== Information shown ==
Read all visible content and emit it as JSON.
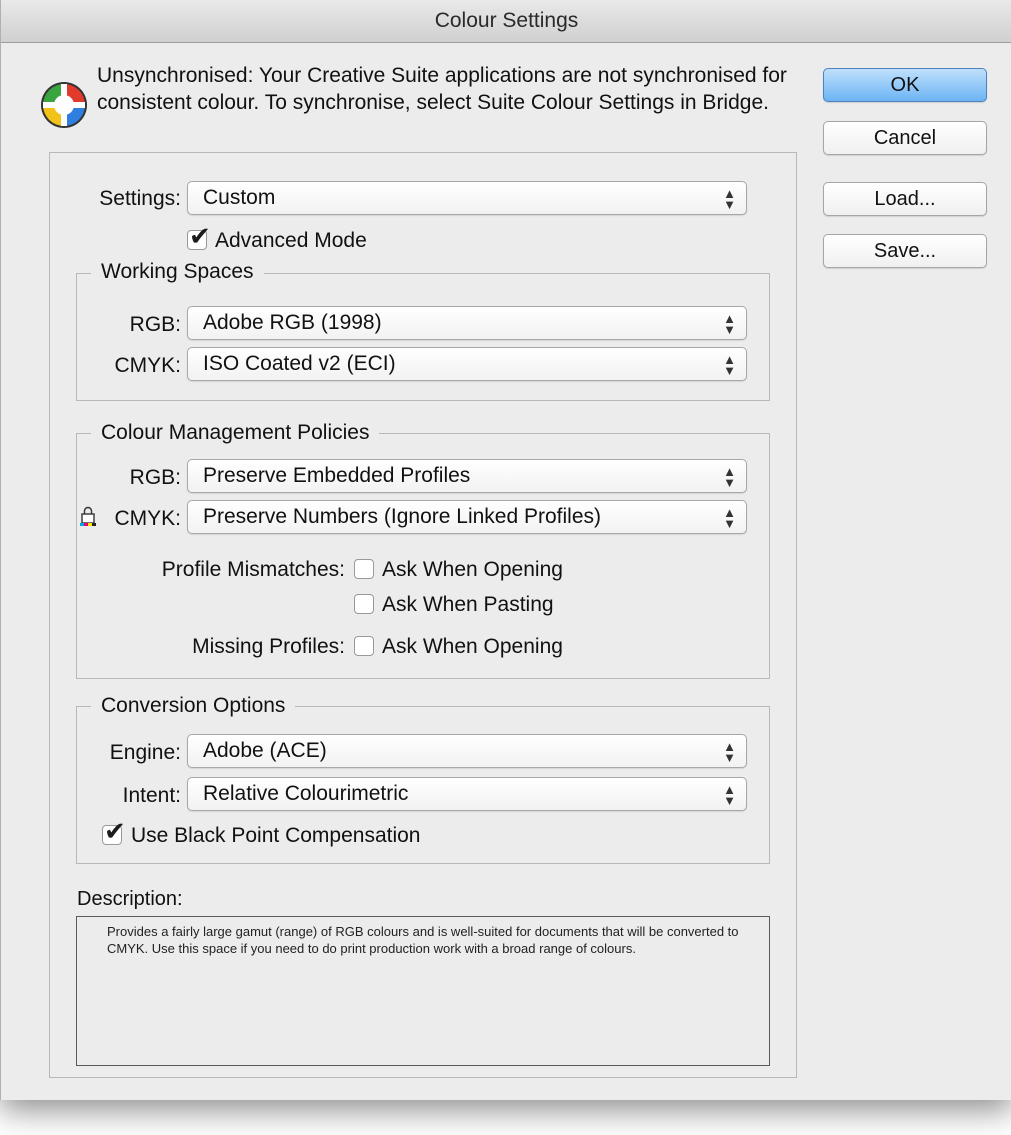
{
  "window": {
    "title": "Colour Settings"
  },
  "sync": {
    "icon": "color-wheel-icon",
    "message": "Unsynchronised: Your Creative Suite applications are not synchronised for consistent colour. To synchronise, select Suite Colour Settings in Bridge."
  },
  "buttons": {
    "ok": "OK",
    "cancel": "Cancel",
    "load": "Load...",
    "save": "Save..."
  },
  "settings": {
    "label": "Settings:",
    "value": "Custom",
    "advanced_mode_label": "Advanced Mode",
    "advanced_mode_checked": true
  },
  "working_spaces": {
    "legend": "Working Spaces",
    "rgb_label": "RGB:",
    "rgb_value": "Adobe RGB (1998)",
    "cmyk_label": "CMYK:",
    "cmyk_value": "ISO Coated v2 (ECI)"
  },
  "policies": {
    "legend": "Colour Management Policies",
    "rgb_label": "RGB:",
    "rgb_value": "Preserve Embedded Profiles",
    "cmyk_label": "CMYK:",
    "cmyk_icon": "lock-icon",
    "cmyk_value": "Preserve Numbers (Ignore Linked Profiles)",
    "profile_mismatches_label": "Profile Mismatches:",
    "ask_when_opening": "Ask When Opening",
    "ask_when_pasting": "Ask When Pasting",
    "missing_profiles_label": "Missing Profiles:",
    "missing_ask_when_opening": "Ask When Opening",
    "mismatch_opening_checked": false,
    "mismatch_pasting_checked": false,
    "missing_opening_checked": false
  },
  "conversion": {
    "legend": "Conversion Options",
    "engine_label": "Engine:",
    "engine_value": "Adobe (ACE)",
    "intent_label": "Intent:",
    "intent_value": "Relative Colourimetric",
    "bpc_label": "Use Black Point Compensation",
    "bpc_checked": true
  },
  "description": {
    "label": "Description:",
    "text": "Provides a fairly large gamut (range) of RGB colours and is well-suited for documents that will be converted to CMYK. Use this space if you need to do print production work with a broad range of colours."
  },
  "colors": {
    "window_bg": "#ececec",
    "default_button": "#6cb4f4"
  }
}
===
:: Stated problem ::
Show the lines of the records that include the string "legend".

:: Output for this task ::
    "legend": "Working Spaces",
    "legend": "Colour Management Policies",
    "legend": "Conversion Options",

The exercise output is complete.